■ Written problem ■
Copy out each line of the data holding "Whistle".

■ Data provided ■
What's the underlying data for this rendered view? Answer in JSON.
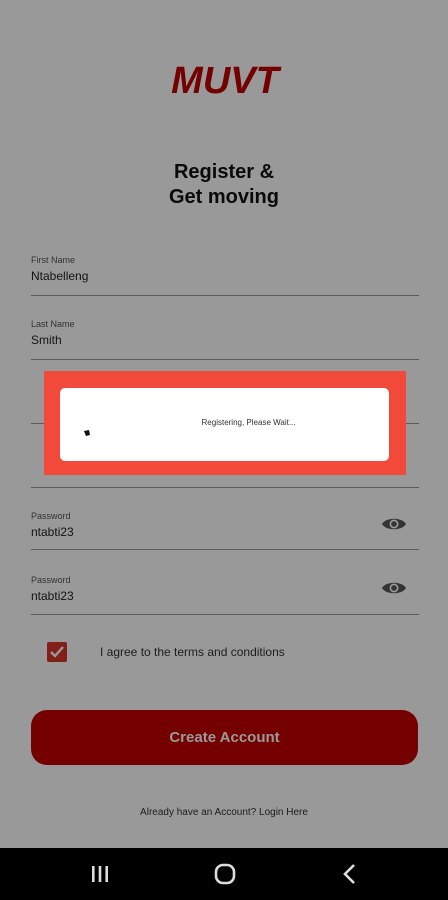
{
  "app": {
    "logo_text": "MUVT",
    "brand_color": "#c10000"
  },
  "header": {
    "title": "Register &\nGet moving"
  },
  "form": {
    "first_name": {
      "label": "First Name",
      "value": "Ntabelleng"
    },
    "last_name": {
      "label": "Last Name",
      "value": "Smith"
    },
    "password": {
      "label": "Password",
      "value": "ntabti23"
    },
    "confirm_password": {
      "label": "Password",
      "value": "ntabti23"
    },
    "terms": {
      "label": "I agree to the terms and conditions",
      "checked": true
    },
    "create_button": "Create Account",
    "login_link": "Already have an Account? Login Here"
  },
  "dialog": {
    "message": "Registering, Please Wait..."
  },
  "navbar": {
    "icons": [
      "recent-apps-icon",
      "home-icon",
      "back-icon"
    ]
  }
}
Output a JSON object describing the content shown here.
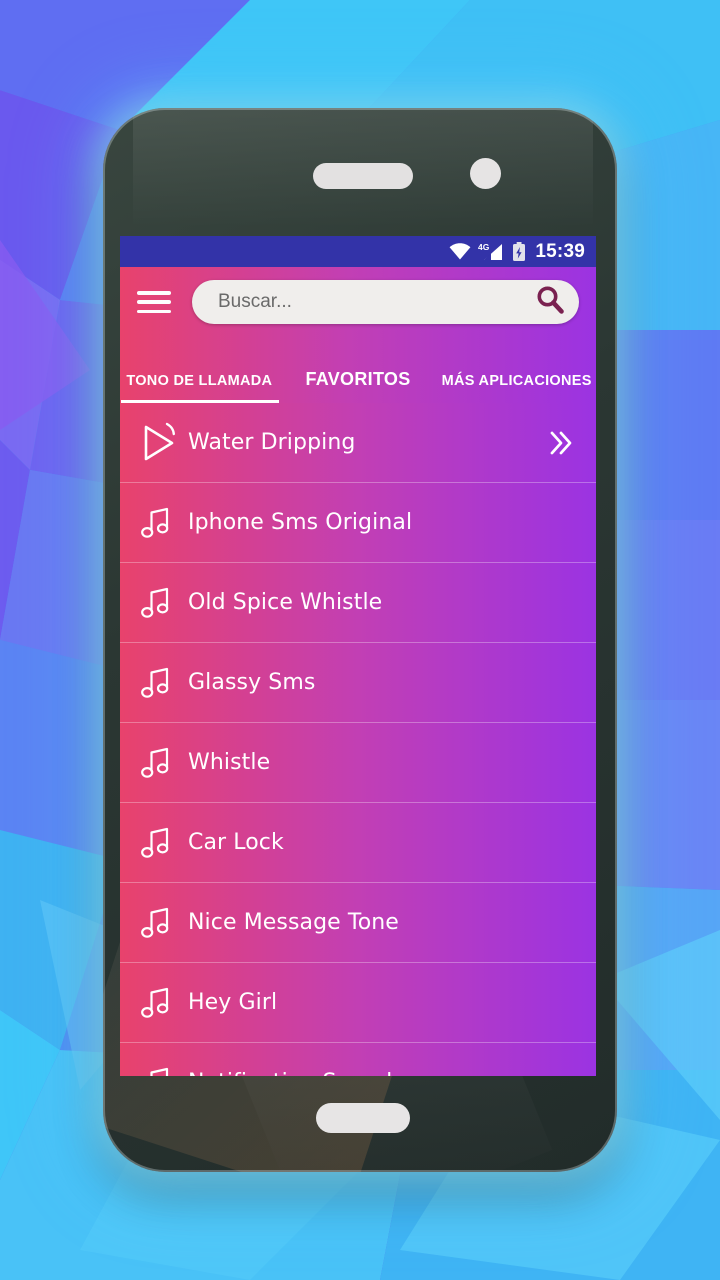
{
  "statusbar": {
    "time": "15:39",
    "network_label": "4G",
    "icons": [
      "wifi-icon",
      "signal-4g-icon",
      "battery-charging-icon"
    ]
  },
  "appbar": {
    "menu_icon": "hamburger-menu-icon",
    "search": {
      "placeholder": "Buscar...",
      "value": "",
      "icon": "search-icon"
    }
  },
  "tabs": [
    {
      "label": "TONO DE LLAMADA",
      "active": true
    },
    {
      "label": "FAVORITOS",
      "active": false
    },
    {
      "label": "MÁS APLICACIONES",
      "active": false
    }
  ],
  "list": {
    "items": [
      {
        "label": "Water Dripping",
        "icon": "play-icon",
        "more_icon": "double-chevron-right-icon",
        "playing": true
      },
      {
        "label": "Iphone Sms Original",
        "icon": "music-note-icon",
        "more_icon": "",
        "playing": false
      },
      {
        "label": "Old Spice Whistle",
        "icon": "music-note-icon",
        "more_icon": "",
        "playing": false
      },
      {
        "label": "Glassy Sms",
        "icon": "music-note-icon",
        "more_icon": "",
        "playing": false
      },
      {
        "label": "Whistle",
        "icon": "music-note-icon",
        "more_icon": "",
        "playing": false
      },
      {
        "label": "Car Lock",
        "icon": "music-note-icon",
        "more_icon": "",
        "playing": false
      },
      {
        "label": "Nice Message Tone",
        "icon": "music-note-icon",
        "more_icon": "",
        "playing": false
      },
      {
        "label": "Hey Girl",
        "icon": "music-note-icon",
        "more_icon": "",
        "playing": false
      },
      {
        "label": "Notification Sound",
        "icon": "music-note-icon",
        "more_icon": "",
        "playing": false
      }
    ]
  },
  "device": {
    "earpiece": "earpiece-speaker",
    "camera": "front-camera",
    "home_button": "home-button"
  },
  "colors": {
    "statusbar_bg": "#3333a8",
    "gradient_start": "#e8426c",
    "gradient_mid": "#c23fb4",
    "gradient_end": "#9b33e2",
    "search_bg": "#f0eeec",
    "search_icon": "#7a2150",
    "accent_white": "#ffffff",
    "bezel": "#2b3733"
  }
}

■ Exercise solution ■
        "label": "Old Spice Whistle",
        "label": "Whistle",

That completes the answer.